## Task details
Every record below should be printed exactly as given.

## Supplied data
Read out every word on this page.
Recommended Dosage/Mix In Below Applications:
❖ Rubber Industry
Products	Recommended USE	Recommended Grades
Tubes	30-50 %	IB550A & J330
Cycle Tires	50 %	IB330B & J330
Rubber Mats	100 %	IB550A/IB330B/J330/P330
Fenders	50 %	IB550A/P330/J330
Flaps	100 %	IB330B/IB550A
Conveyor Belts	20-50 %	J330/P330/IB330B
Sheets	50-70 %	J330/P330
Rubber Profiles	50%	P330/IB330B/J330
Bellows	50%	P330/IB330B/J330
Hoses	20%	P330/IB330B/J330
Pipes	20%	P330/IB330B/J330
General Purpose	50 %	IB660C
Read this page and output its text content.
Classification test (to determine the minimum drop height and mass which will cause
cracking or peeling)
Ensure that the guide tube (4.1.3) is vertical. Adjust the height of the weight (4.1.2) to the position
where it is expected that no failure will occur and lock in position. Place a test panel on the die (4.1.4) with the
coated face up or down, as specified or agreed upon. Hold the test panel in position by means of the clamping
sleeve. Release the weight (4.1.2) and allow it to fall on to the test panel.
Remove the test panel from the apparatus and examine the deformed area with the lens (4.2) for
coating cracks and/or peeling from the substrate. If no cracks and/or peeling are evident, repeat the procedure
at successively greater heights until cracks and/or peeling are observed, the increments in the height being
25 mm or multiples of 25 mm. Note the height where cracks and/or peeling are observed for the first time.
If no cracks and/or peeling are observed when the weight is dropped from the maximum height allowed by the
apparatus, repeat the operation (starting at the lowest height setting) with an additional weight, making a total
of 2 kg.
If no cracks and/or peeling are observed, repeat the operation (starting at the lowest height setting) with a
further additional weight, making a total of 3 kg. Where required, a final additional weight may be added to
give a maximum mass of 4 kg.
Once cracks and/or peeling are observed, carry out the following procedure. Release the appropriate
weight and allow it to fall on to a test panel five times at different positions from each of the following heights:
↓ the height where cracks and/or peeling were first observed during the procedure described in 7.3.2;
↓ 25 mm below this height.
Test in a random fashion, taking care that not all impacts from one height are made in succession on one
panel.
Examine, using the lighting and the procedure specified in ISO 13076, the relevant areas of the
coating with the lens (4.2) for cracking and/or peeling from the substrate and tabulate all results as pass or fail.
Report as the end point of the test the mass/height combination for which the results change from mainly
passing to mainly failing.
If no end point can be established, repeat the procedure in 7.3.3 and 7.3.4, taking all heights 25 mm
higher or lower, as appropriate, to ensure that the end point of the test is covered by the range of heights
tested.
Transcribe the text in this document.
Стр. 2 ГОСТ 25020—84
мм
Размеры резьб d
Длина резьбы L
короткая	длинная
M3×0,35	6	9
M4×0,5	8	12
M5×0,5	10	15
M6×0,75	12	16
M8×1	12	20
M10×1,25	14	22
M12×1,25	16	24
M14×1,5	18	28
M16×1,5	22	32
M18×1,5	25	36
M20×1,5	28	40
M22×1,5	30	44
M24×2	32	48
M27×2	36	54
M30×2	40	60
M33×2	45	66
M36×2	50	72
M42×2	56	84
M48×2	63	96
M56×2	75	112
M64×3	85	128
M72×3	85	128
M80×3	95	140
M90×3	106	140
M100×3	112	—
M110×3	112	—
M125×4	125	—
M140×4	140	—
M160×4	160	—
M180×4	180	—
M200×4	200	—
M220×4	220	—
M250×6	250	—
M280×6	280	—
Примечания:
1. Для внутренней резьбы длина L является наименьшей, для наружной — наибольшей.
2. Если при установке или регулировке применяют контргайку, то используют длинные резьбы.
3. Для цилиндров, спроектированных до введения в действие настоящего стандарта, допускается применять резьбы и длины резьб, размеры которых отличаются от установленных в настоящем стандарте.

## Full solution
Read out every word on this page.
Recommended Dosage/Mix In Below Applications:
❖ Rubber Industry
Products	Recommended USE	Recommended Grades
Tubes	30-50 %	IB550A & J330
Cycle Tires	50 %	IB330B & J330
Rubber Mats	100 %	IB550A/IB330B/J330/P330
Fenders	50 %	IB550A/P330/J330
Flaps	100 %	IB330B/IB550A
Conveyor Belts	20-50 %	J330/P330/IB330B
Sheets	50-70 %	J330/P330
Rubber Profiles	50%	P330/IB330B/J330
Bellows	50%	P330/IB330B/J330
Hoses	20%	P330/IB330B/J330
Pipes	20%	P330/IB330B/J330
General Purpose	50 %	IB660C
Read this page and output its text content.
Classification test (to determine the minimum drop height and mass which will cause
cracking or peeling)
Ensure that the guide tube (4.1.3) is vertical. Adjust the height of the weight (4.1.2) to the position
where it is expected that no failure will occur and lock in position. Place a test panel on the die (4.1.4) with the
coated face up or down, as specified or agreed upon. Hold the test panel in position by means of the clamping
sleeve. Release the weight (4.1.2) and allow it to fall on to the test panel.
Remove the test panel from the apparatus and examine the deformed area with the lens (4.2) for
coating cracks and/or peeling from the substrate. If no cracks and/or peeling are evident, repeat the procedure
at successively greater heights until cracks and/or peeling are observed, the increments in the height being
25 mm or multiples of 25 mm. Note the height where cracks and/or peeling are observed for the first time.
If no cracks and/or peeling are observed when the weight is dropped from the maximum height allowed by the
apparatus, repeat the operation (starting at the lowest height setting) with an additional weight, making a total
of 2 kg.
If no cracks and/or peeling are observed, repeat the operation (starting at the lowest height setting) with a
further additional weight, making a total of 3 kg. Where required, a final additional weight may be added to
give a maximum mass of 4 kg.
Once cracks and/or peeling are observed, carry out the following procedure. Release the appropriate
weight and allow it to fall on to a test panel five times at different positions from each of the following heights:
↓ the height where cracks and/or peeling were first observed during the procedure described in 7.3.2;
↓ 25 mm below this height.
Test in a random fashion, taking care that not all impacts from one height are made in succession on one
panel.
Examine, using the lighting and the procedure specified in ISO 13076, the relevant areas of the
coating with the lens (4.2) for cracking and/or peeling from the substrate and tabulate all results as pass or fail.
Report as the end point of the test the mass/height combination for which the results change from mainly
passing to mainly failing.
If no end point can be established, repeat the procedure in 7.3.3 and 7.3.4, taking all heights 25 mm
higher or lower, as appropriate, to ensure that the end point of the test is covered by the range of heights
tested.
Transcribe the text in this document.
Стр. 2 ГОСТ 25020—84
мм
Размеры резьб d
Длина резьбы L
короткая	длинная
M3×0,35	6	9
M4×0,5	8	12
M5×0,5	10	15
M6×0,75	12	16
M8×1	12	20
M10×1,25	14	22
M12×1,25	16	24
M14×1,5	18	28
M16×1,5	22	32
M18×1,5	25	36
M20×1,5	28	40
M22×1,5	30	44
M24×2	32	48
M27×2	36	54
M30×2	40	60
M33×2	45	66
M36×2	50	72
M42×2	56	84
M48×2	63	96
M56×2	75	112
M64×3	85	128
M72×3	85	128
M80×3	95	140
M90×3	106	140
M100×3	112	—
M110×3	112	—
M125×4	125	—
M140×4	140	—
M160×4	160	—
M180×4	180	—
M200×4	200	—
M220×4	220	—
M250×6	250	—
M280×6	280	—
Примечания:
1. Для внутренней резьбы длина L является наименьшей, для наружной — наибольшей.
2. Если при установке или регулировке применяют контргайку, то используют длинные резьбы.
3. Для цилиндров, спроектированных до введения в действие настоящего стандарта, допускается применять резьбы и длины резьб, размеры которых отличаются от установленных в настоящем стандарте.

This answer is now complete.